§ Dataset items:
━━━━━━

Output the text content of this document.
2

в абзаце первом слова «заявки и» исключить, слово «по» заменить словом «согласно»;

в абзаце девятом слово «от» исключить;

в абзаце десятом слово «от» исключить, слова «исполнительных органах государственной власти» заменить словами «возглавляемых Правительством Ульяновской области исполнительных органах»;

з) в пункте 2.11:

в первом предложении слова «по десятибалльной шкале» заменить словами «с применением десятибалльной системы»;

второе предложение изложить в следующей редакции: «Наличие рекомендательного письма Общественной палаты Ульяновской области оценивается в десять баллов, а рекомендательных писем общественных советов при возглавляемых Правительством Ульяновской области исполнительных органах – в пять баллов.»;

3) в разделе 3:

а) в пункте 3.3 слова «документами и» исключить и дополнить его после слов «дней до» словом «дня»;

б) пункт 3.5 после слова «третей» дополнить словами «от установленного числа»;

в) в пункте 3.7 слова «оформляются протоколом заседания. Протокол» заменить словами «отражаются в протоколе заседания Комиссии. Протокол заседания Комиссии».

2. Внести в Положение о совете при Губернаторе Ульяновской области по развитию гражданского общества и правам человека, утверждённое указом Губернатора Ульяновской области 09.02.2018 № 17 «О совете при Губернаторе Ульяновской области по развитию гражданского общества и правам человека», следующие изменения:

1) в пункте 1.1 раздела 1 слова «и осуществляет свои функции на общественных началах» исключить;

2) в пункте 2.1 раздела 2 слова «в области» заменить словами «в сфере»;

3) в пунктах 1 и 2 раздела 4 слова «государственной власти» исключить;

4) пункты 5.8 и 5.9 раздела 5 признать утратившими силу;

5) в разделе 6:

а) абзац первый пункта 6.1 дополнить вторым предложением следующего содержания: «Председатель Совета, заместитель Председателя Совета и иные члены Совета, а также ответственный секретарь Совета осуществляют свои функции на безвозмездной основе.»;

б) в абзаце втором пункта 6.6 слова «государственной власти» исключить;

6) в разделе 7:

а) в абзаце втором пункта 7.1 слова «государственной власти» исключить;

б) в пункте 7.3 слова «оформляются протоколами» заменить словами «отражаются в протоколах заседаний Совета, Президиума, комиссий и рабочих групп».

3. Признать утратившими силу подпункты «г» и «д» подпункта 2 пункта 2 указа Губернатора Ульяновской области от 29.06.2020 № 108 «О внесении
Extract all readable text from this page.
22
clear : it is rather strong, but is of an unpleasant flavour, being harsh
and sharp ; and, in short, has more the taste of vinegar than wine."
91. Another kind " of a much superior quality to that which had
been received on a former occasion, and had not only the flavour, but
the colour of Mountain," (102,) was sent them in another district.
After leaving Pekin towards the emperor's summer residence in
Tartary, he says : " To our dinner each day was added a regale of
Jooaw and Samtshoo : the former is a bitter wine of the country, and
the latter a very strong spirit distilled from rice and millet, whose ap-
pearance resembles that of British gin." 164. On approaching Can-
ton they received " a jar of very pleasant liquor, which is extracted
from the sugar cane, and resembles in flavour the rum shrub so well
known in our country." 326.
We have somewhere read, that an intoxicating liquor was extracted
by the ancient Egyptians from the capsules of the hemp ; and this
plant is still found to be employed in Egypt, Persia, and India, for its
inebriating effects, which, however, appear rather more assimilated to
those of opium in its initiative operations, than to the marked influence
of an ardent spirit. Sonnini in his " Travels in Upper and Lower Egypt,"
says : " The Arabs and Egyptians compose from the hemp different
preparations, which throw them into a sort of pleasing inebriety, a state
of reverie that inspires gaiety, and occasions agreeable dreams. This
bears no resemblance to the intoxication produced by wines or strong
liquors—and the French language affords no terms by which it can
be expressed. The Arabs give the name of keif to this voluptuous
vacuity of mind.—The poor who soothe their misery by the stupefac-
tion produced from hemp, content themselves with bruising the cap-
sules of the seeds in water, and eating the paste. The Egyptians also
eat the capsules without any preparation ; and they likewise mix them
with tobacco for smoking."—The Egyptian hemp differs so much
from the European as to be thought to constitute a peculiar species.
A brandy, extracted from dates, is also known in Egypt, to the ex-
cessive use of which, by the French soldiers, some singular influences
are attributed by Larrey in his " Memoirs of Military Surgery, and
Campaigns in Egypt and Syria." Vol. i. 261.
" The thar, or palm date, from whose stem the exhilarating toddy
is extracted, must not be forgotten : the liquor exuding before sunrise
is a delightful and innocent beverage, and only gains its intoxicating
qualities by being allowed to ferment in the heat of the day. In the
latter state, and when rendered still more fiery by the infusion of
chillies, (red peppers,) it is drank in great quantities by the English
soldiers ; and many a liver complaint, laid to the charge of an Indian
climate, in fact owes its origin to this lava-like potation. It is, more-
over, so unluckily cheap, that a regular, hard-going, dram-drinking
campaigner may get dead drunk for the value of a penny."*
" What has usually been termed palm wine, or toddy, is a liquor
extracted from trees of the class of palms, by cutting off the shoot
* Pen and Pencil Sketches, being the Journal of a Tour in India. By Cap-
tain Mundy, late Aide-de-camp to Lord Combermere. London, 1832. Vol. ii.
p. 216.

━━━━━━

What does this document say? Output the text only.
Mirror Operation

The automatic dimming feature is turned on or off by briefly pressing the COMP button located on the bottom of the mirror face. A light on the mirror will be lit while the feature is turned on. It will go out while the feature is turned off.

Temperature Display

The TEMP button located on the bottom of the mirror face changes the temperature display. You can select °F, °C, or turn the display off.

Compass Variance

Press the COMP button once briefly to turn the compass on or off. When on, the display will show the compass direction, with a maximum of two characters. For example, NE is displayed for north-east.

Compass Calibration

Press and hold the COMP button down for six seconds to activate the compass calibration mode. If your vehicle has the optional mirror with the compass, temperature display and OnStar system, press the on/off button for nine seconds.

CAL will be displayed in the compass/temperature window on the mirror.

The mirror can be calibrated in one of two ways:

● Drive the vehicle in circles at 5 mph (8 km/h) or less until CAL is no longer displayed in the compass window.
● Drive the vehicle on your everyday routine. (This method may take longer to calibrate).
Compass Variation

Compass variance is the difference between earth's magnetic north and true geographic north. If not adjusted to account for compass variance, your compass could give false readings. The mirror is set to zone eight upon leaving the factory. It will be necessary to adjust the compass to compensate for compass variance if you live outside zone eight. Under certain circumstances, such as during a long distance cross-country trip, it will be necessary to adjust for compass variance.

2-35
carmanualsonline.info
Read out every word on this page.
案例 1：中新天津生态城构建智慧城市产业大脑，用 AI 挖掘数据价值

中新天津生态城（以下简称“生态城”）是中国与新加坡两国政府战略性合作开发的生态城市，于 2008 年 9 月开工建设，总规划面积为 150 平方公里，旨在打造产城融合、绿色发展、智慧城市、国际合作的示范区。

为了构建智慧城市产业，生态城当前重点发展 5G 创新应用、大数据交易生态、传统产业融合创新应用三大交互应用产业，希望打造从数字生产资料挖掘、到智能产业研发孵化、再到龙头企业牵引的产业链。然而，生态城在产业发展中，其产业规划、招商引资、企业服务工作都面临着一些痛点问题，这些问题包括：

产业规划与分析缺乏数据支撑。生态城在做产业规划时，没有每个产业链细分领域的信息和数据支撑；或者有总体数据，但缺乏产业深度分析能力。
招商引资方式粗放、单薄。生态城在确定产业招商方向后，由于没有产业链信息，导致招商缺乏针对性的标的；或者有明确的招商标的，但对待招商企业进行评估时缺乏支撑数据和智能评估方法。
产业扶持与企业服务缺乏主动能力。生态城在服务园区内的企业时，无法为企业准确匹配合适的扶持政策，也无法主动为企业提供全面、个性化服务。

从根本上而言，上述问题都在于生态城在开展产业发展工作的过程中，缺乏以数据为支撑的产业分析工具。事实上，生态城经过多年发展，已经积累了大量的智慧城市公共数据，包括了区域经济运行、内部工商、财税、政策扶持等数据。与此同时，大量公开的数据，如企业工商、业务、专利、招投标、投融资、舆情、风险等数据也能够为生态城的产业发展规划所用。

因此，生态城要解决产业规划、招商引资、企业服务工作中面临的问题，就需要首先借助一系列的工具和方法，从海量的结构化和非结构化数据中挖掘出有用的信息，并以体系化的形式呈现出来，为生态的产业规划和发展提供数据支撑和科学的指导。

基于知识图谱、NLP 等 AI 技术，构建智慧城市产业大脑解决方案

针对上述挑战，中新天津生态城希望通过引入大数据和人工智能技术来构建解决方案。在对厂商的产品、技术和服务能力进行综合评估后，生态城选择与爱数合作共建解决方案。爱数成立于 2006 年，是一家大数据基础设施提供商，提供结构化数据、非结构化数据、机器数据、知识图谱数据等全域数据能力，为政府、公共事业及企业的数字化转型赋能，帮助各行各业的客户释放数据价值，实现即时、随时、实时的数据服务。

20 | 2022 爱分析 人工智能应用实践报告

━━━━━━

Scan the entries above for the word "втором" and collect each line holding it.

б) в абзаце втором пункта 6.6 слова «государственной власти» исключить;
а) в абзаце втором пункта 7.1 слова «государственной власти» исключить;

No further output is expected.